Exercise -
Only lines with the string "action" matter here; gather them from the material below.
___ Source records
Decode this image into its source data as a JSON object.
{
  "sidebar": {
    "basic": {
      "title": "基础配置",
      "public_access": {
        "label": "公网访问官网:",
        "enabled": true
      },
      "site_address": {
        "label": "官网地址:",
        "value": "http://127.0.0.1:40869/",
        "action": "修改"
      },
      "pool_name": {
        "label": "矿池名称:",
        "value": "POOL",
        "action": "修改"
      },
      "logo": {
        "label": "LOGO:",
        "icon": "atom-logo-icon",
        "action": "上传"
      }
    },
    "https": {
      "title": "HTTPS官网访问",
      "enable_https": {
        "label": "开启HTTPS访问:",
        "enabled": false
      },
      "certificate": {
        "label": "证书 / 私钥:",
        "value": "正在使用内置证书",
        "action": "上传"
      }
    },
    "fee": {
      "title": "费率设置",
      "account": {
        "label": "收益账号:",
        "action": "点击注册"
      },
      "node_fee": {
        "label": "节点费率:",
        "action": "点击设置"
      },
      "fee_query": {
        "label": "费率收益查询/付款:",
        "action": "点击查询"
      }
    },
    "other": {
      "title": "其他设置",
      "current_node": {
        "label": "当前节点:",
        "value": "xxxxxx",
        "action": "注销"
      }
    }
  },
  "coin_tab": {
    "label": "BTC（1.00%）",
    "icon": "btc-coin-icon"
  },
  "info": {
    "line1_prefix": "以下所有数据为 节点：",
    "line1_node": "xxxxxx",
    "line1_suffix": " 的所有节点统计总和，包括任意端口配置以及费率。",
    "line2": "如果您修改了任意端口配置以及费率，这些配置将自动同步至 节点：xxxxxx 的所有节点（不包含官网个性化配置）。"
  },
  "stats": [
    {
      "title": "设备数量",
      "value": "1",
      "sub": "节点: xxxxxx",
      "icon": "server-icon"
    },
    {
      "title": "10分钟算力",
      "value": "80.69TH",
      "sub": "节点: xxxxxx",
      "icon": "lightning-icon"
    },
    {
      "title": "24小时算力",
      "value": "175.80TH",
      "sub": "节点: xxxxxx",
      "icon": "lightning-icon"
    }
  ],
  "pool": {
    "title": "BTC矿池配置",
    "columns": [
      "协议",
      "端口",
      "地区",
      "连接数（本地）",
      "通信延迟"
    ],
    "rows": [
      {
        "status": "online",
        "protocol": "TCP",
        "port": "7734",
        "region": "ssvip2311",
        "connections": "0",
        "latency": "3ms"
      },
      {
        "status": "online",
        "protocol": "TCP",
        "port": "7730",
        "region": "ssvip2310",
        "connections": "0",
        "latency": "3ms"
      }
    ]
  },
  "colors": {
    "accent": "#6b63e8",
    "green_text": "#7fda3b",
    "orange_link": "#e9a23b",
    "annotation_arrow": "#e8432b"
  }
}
______
The reply -
        "action": "修改"
        "action": "修改"
        "action": "上传"
        "action": "上传"
        "action": "点击注册"
        "action": "点击设置"
        "action": "点击查询"
        "action": "注销"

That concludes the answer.